[Start Material shown]

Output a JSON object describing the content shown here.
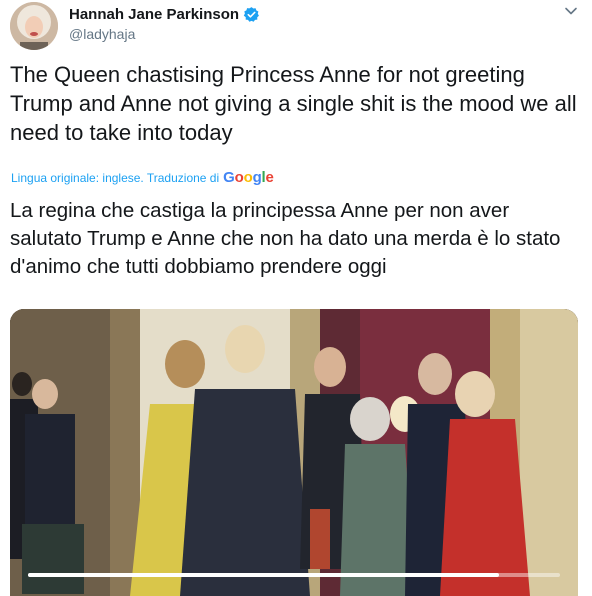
{
  "author": {
    "name": "Hannah Jane Parkinson",
    "handle": "@ladyhaja",
    "verified": true
  },
  "tweet": {
    "text": "The Queen chastising Princess Anne for not greeting Trump and Anne not giving a single shit is the mood we all need to take into today"
  },
  "translation": {
    "label": "Lingua originale: inglese. Traduzione di",
    "provider": "Google",
    "text": "La regina che castiga la principessa Anne per non aver salutato Trump e Anne che non ha dato una merda è lo stato d'animo che tutti dobbiamo prendere oggi"
  },
  "video": {
    "progress": 0.885
  },
  "colors": {
    "accent": "#1da1f2",
    "secondary_text": "#657786"
  },
  "icons": {
    "verified": "verified-badge-icon",
    "menu": "chevron-down-icon"
  }
}
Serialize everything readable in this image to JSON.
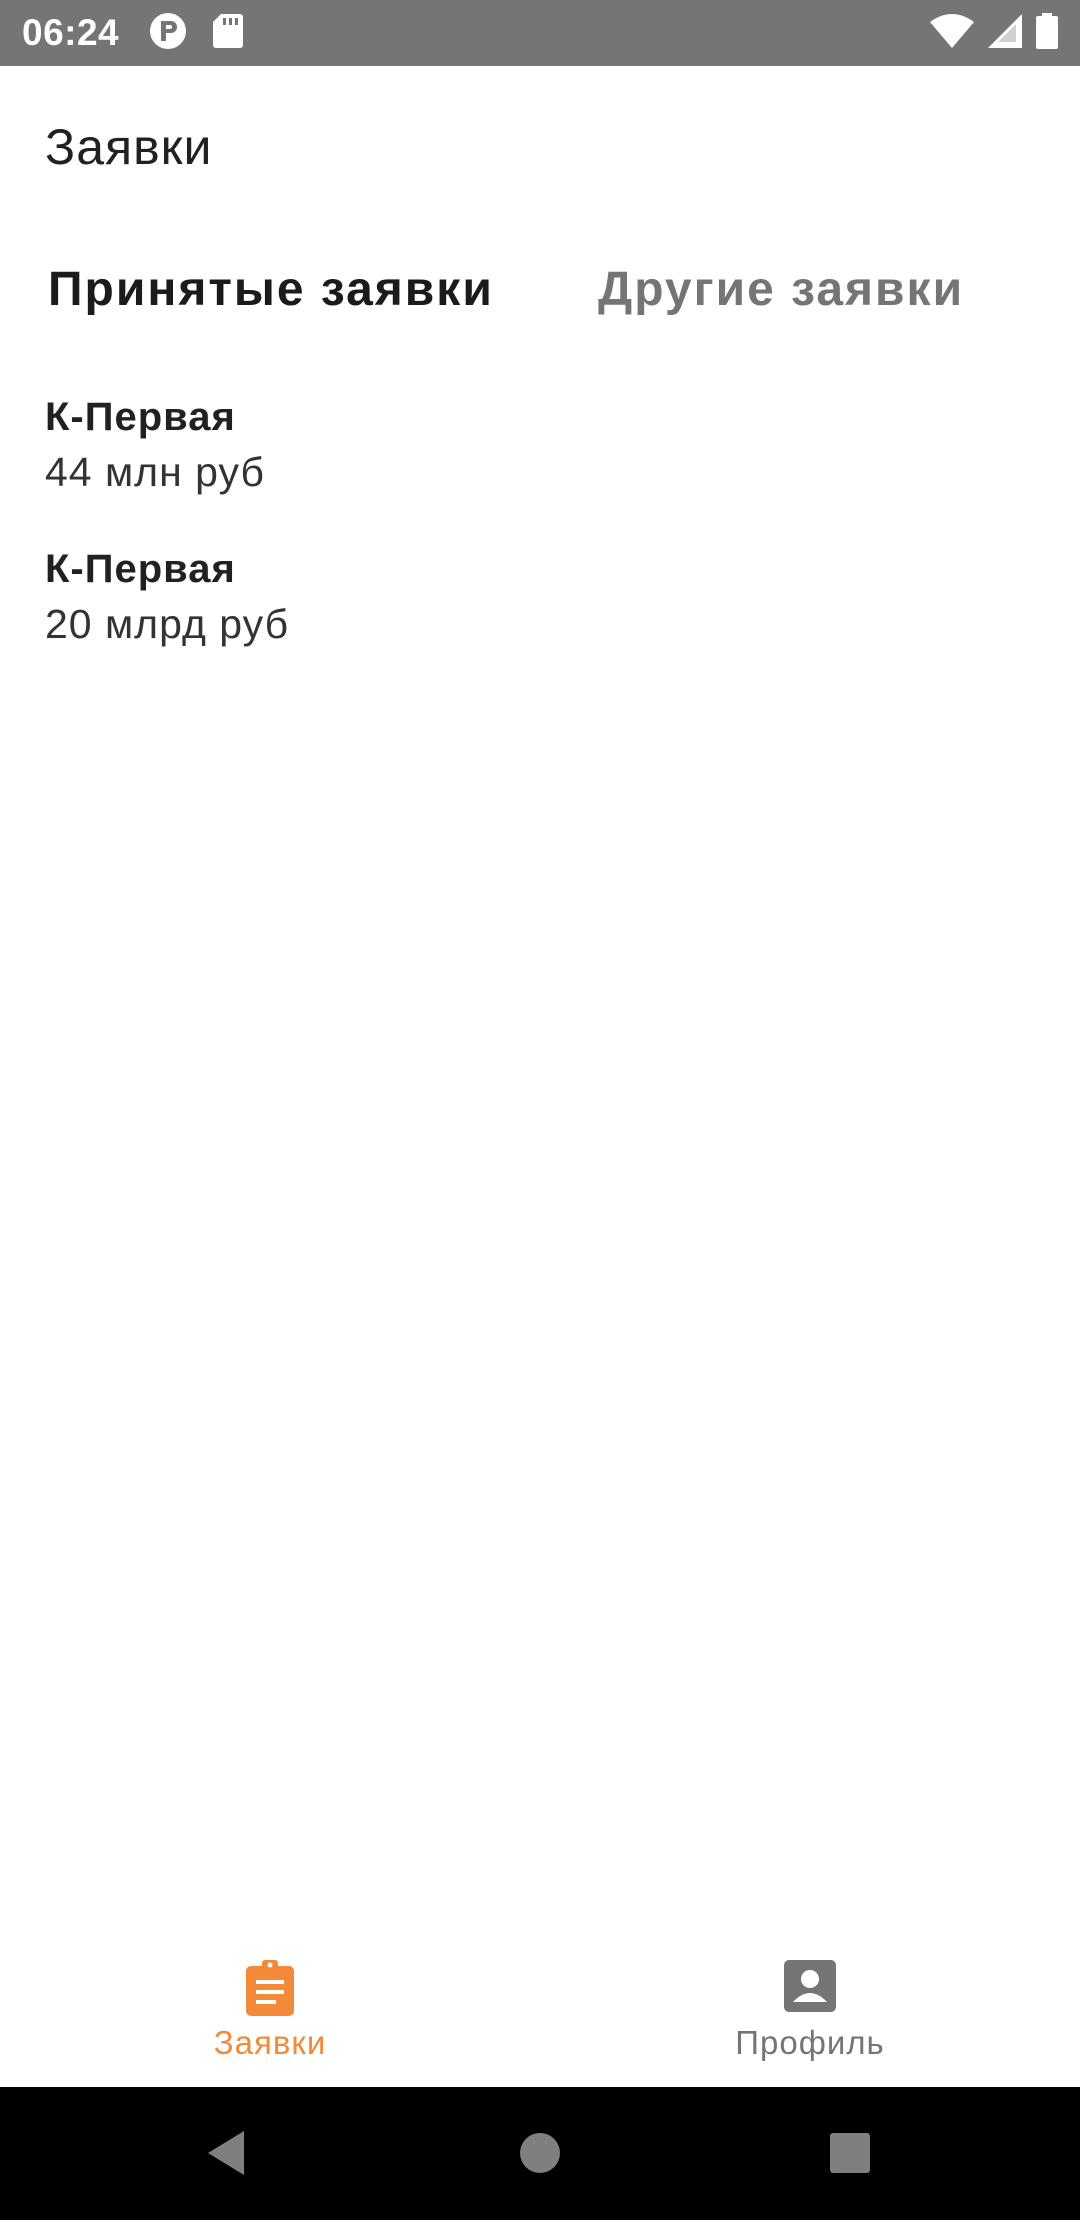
{
  "status_bar": {
    "time": "06:24",
    "left_icons": [
      "p-badge-icon",
      "sd-card-icon"
    ],
    "right_icons": [
      "wifi-icon",
      "signal-icon",
      "battery-icon"
    ]
  },
  "header": {
    "title": "Заявки"
  },
  "tabs": [
    {
      "label": "Принятые заявки",
      "selected": true
    },
    {
      "label": "Другие заявки",
      "selected": false
    }
  ],
  "list": [
    {
      "title": "К-Первая",
      "amount": "44 млн руб"
    },
    {
      "title": "К-Первая",
      "amount": "20 млрд руб"
    }
  ],
  "bottom_nav": [
    {
      "label": "Заявки",
      "icon": "clipboard-list-icon",
      "active": true
    },
    {
      "label": "Профиль",
      "icon": "account-box-icon",
      "active": false
    }
  ],
  "colors": {
    "accent": "#f38a3a",
    "status_bar": "#757575",
    "inactive": "#757575",
    "text_primary": "#212121"
  }
}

[End Material shown]

- _Problem statement_:
Exclude the pictures and transcribe all of the entries exactly.

- _Full response_:
Output a JSON object describing the content shown here.
{
  "author": {
    "name": "Hannah Jane Parkinson",
    "handle": "@ladyhaja",
    "verified": true
  },
  "tweet": {
    "text": "The Queen chastising Princess Anne for not greeting Trump and Anne not giving a single shit is the mood we all need to take into today"
  },
  "translation": {
    "label": "Lingua originale: inglese. Traduzione di",
    "provider": "Google",
    "text": "La regina che castiga la principessa Anne per non aver salutato Trump e Anne che non ha dato una merda è lo stato d'animo che tutti dobbiamo prendere oggi"
  },
  "video": {
    "progress": 0.885
  },
  "colors": {
    "accent": "#1da1f2",
    "secondary_text": "#657786"
  },
  "icons": {
    "verified": "verified-badge-icon",
    "menu": "chevron-down-icon"
  }
}
Serialize everything readable in this image to JSON.
{
  "status_bar": {
    "time": "06:24",
    "left_icons": [
      "p-badge-icon",
      "sd-card-icon"
    ],
    "right_icons": [
      "wifi-icon",
      "signal-icon",
      "battery-icon"
    ]
  },
  "header": {
    "title": "Заявки"
  },
  "tabs": [
    {
      "label": "Принятые заявки",
      "selected": true
    },
    {
      "label": "Другие заявки",
      "selected": false
    }
  ],
  "list": [
    {
      "title": "К-Первая",
      "amount": "44 млн руб"
    },
    {
      "title": "К-Первая",
      "amount": "20 млрд руб"
    }
  ],
  "bottom_nav": [
    {
      "label": "Заявки",
      "icon": "clipboard-list-icon",
      "active": true
    },
    {
      "label": "Профиль",
      "icon": "account-box-icon",
      "active": false
    }
  ],
  "colors": {
    "accent": "#f38a3a",
    "status_bar": "#757575",
    "inactive": "#757575",
    "text_primary": "#212121"
  }
}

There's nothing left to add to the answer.